Saved data entries

-*-*-

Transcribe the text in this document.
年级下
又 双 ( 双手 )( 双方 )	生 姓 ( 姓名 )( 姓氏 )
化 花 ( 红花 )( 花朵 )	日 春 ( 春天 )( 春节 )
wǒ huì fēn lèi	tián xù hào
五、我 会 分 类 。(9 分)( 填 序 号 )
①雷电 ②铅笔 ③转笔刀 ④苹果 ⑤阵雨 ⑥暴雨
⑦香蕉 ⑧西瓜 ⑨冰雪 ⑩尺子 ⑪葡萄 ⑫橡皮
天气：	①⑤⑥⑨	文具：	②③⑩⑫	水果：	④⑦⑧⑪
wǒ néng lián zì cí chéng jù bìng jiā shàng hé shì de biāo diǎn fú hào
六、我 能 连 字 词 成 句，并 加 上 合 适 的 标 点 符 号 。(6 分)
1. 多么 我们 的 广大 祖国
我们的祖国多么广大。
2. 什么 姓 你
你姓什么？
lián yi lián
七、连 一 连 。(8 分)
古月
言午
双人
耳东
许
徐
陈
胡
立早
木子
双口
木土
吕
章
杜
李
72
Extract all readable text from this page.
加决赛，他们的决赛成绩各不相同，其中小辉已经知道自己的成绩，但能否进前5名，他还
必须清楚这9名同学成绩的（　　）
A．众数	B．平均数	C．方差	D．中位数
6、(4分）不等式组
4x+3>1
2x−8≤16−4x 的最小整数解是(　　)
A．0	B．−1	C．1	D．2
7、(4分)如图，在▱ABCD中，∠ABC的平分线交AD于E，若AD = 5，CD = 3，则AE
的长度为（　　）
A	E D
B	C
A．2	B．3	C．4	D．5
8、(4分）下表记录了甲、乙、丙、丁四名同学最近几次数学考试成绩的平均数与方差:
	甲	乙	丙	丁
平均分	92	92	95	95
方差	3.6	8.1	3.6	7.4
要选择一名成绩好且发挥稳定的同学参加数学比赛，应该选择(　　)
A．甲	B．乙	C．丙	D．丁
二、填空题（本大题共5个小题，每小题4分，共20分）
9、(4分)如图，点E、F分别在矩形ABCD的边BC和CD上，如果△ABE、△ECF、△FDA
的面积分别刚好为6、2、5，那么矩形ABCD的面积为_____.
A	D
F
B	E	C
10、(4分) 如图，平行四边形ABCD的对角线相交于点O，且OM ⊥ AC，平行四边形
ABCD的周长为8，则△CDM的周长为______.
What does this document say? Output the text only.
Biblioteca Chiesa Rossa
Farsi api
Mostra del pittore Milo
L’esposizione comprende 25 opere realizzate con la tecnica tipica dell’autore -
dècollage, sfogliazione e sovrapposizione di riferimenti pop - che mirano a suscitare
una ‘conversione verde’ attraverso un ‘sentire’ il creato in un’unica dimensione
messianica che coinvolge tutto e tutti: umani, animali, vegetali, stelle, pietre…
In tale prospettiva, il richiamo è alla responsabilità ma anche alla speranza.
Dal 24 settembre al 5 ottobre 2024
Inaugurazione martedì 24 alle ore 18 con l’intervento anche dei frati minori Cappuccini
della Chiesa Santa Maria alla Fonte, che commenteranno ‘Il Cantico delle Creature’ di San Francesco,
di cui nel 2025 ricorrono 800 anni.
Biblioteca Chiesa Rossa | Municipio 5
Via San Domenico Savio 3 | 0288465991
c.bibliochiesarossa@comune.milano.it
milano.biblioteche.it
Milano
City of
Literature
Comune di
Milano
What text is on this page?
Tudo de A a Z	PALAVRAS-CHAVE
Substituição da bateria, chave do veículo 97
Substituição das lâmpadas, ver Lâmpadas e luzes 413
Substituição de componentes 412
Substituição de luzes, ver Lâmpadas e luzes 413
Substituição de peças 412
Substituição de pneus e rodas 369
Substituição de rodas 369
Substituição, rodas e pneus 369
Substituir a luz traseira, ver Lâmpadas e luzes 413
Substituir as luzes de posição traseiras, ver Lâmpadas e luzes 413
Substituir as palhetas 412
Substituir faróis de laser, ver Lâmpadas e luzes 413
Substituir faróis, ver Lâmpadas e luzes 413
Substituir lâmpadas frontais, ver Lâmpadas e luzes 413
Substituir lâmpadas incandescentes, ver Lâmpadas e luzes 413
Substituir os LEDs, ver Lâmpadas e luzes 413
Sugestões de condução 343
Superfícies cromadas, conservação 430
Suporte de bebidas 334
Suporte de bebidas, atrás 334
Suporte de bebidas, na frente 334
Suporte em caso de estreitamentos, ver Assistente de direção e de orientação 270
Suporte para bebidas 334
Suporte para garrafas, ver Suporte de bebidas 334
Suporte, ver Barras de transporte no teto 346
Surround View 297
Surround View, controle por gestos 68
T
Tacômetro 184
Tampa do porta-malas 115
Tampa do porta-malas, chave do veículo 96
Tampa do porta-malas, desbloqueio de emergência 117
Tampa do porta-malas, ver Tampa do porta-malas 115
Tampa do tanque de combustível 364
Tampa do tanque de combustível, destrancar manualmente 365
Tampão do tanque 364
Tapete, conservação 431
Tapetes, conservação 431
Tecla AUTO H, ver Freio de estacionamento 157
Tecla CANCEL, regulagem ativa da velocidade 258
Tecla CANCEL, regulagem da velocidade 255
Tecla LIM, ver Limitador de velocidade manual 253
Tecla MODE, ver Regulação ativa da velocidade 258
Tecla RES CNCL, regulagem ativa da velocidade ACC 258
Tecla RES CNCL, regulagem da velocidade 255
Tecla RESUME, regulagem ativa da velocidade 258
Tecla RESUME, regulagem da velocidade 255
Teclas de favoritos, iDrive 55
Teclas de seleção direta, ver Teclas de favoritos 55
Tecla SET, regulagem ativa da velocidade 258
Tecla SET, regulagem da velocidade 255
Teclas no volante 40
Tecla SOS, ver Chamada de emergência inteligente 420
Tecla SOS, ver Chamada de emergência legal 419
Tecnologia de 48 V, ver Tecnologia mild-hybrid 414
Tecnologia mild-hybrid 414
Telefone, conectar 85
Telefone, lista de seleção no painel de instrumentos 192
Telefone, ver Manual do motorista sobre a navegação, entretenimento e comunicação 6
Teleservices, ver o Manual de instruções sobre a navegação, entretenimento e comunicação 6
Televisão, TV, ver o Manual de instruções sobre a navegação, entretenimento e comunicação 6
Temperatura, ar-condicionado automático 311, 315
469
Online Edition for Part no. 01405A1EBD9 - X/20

-*-*-

> What you should do:
Among the lines of the material, find those that hold the word "CNCL" and copy them.

> Result of this task:
Tecla RES CNCL, regulagem ativa da velocidade ACC 258
Tecla RES CNCL, regulagem da velocidade 255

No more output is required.